__COMPITO DA SVOLGERE__. Ripeti parola per parola la parte del materiale qui sotto che va dalla prima riga fino alla riga contenente "- table-cell: 1.65: [663, 85, 790, 116]", entrambe incluse.

__DATI DI PARTENZA__.
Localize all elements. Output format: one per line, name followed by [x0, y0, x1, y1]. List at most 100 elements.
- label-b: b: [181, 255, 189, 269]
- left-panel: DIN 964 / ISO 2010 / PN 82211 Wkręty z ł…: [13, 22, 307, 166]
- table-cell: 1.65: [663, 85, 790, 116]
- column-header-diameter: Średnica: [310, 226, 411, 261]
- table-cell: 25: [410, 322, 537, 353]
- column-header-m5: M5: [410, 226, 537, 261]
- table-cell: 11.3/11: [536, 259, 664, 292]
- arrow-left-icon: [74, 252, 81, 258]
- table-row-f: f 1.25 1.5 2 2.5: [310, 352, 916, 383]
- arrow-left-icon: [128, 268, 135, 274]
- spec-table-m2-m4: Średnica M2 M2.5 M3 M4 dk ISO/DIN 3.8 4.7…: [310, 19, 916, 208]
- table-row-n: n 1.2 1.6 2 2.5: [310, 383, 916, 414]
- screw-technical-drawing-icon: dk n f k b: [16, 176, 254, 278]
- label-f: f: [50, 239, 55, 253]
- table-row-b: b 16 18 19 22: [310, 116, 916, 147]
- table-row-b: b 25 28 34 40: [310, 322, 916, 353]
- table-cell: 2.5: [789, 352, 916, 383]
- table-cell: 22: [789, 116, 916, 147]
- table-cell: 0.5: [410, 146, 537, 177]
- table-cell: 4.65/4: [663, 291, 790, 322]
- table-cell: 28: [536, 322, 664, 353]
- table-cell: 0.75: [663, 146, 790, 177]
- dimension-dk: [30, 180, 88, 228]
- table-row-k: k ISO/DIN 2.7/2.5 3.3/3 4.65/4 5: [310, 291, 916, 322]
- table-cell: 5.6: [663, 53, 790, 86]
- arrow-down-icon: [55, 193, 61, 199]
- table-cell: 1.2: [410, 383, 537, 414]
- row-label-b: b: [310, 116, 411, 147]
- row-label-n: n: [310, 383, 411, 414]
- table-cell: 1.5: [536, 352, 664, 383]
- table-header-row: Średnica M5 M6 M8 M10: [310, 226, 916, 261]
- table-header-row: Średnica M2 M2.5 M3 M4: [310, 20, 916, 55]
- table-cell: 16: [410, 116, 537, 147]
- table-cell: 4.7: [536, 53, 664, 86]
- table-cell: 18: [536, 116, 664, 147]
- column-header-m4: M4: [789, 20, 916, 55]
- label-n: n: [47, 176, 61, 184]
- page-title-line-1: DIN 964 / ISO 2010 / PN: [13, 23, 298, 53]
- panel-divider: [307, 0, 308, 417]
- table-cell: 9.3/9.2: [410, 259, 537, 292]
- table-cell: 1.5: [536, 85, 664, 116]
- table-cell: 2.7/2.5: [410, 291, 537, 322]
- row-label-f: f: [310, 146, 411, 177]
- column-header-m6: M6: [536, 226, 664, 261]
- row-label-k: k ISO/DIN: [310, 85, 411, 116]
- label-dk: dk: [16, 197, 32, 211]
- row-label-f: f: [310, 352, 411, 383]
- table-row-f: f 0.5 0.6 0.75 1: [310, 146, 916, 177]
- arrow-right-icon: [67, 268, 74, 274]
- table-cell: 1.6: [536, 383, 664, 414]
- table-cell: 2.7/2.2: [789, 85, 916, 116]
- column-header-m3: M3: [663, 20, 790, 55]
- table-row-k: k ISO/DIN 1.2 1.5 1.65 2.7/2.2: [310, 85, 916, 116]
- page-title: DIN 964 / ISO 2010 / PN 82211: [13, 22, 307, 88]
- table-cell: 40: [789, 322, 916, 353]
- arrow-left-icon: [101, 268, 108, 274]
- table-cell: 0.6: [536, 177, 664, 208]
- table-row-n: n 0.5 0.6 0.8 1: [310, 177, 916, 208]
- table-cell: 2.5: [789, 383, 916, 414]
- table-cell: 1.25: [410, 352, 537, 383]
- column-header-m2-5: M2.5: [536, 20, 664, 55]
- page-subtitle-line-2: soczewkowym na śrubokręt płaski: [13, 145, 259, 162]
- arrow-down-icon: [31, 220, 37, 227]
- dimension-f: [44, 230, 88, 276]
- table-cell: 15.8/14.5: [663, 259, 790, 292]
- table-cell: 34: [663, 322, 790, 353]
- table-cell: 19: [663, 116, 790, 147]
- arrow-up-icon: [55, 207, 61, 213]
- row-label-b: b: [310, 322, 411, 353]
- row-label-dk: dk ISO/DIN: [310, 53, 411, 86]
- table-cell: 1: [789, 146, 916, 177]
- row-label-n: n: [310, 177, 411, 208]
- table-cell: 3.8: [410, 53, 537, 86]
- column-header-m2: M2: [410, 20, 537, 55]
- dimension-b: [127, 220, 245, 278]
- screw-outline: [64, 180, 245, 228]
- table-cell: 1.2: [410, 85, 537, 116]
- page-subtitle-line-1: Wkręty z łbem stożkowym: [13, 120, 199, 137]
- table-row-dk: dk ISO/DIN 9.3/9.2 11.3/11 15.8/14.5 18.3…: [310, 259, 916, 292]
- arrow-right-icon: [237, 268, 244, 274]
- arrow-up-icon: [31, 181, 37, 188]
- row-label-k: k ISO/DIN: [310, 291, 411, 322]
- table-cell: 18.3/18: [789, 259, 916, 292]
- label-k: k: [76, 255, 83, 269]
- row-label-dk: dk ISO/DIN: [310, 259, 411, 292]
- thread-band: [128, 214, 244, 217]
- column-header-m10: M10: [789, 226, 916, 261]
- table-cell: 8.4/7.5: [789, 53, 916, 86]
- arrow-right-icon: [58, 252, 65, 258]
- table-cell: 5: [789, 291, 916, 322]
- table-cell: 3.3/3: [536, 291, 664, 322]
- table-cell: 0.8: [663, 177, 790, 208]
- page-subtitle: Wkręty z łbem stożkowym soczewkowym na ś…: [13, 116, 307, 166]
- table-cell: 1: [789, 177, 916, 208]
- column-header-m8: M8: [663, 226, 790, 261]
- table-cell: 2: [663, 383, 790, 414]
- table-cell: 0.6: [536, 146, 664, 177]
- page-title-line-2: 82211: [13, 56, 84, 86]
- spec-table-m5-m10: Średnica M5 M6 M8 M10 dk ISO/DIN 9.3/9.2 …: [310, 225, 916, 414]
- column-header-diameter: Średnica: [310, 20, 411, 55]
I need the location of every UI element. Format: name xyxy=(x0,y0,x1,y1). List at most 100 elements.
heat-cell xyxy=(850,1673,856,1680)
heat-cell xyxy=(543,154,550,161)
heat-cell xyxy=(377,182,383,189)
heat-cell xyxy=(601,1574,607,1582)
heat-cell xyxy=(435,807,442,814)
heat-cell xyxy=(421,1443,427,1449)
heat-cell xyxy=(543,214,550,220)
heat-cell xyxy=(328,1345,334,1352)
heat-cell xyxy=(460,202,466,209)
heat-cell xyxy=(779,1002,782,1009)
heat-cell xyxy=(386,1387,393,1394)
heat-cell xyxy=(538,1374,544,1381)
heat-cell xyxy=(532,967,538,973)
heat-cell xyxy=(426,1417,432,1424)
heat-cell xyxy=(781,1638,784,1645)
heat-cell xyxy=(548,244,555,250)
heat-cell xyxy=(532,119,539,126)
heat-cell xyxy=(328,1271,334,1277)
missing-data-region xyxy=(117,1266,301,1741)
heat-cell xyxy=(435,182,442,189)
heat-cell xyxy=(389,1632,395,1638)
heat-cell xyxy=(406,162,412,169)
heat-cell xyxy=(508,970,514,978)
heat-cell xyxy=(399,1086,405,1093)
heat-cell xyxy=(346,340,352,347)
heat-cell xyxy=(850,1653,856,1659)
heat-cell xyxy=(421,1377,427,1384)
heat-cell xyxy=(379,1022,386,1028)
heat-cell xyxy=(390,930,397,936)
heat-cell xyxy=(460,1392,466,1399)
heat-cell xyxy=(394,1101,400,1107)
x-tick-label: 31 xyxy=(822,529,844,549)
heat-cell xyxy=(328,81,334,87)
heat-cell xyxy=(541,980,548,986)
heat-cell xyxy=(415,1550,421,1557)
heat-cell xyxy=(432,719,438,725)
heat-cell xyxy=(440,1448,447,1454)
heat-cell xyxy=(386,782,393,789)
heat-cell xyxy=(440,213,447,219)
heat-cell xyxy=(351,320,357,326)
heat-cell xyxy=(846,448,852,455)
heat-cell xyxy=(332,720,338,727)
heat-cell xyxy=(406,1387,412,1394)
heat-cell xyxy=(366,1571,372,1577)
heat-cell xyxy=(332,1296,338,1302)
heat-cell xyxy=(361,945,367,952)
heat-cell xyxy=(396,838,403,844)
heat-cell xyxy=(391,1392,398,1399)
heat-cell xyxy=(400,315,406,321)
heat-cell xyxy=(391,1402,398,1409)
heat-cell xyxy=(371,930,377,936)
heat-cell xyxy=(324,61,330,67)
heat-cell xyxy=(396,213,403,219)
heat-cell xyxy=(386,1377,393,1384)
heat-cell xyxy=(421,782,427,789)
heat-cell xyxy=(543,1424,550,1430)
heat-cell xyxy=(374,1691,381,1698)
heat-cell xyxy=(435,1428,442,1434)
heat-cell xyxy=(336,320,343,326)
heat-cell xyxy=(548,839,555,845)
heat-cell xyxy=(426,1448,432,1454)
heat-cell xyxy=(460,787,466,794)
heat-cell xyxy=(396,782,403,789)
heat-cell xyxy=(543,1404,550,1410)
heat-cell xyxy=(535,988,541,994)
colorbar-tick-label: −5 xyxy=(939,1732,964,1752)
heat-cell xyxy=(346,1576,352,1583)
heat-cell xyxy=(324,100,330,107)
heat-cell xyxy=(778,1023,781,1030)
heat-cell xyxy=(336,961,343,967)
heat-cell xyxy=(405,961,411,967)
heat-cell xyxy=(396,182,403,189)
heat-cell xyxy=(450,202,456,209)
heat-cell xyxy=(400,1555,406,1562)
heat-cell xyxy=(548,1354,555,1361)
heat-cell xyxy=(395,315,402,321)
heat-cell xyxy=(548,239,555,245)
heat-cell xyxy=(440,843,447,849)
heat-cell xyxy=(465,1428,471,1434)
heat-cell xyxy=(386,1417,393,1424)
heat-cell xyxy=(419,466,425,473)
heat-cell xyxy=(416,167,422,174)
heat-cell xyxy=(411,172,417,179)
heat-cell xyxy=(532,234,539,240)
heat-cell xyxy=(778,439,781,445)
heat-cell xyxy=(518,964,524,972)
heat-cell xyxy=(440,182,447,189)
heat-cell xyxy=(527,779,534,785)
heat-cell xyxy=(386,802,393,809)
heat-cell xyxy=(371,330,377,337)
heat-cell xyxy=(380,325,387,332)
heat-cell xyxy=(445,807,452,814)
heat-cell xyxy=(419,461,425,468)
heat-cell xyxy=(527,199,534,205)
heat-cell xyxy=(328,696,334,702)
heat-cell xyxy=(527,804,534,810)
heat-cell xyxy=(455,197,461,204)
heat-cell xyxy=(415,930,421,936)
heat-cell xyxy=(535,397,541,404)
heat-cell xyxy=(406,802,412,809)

__SOLUZIONE PROPOSTA__.
Localize all elements. Output format: one per line, name followed by [x0, y0, x1, y1]. List at most 100 elements.
- label-b: b: [181, 255, 189, 269]
- left-panel: DIN 964 / ISO 2010 / PN 82211 Wkręty z ł…: [13, 22, 307, 166]
- table-cell: 1.65: [663, 85, 790, 116]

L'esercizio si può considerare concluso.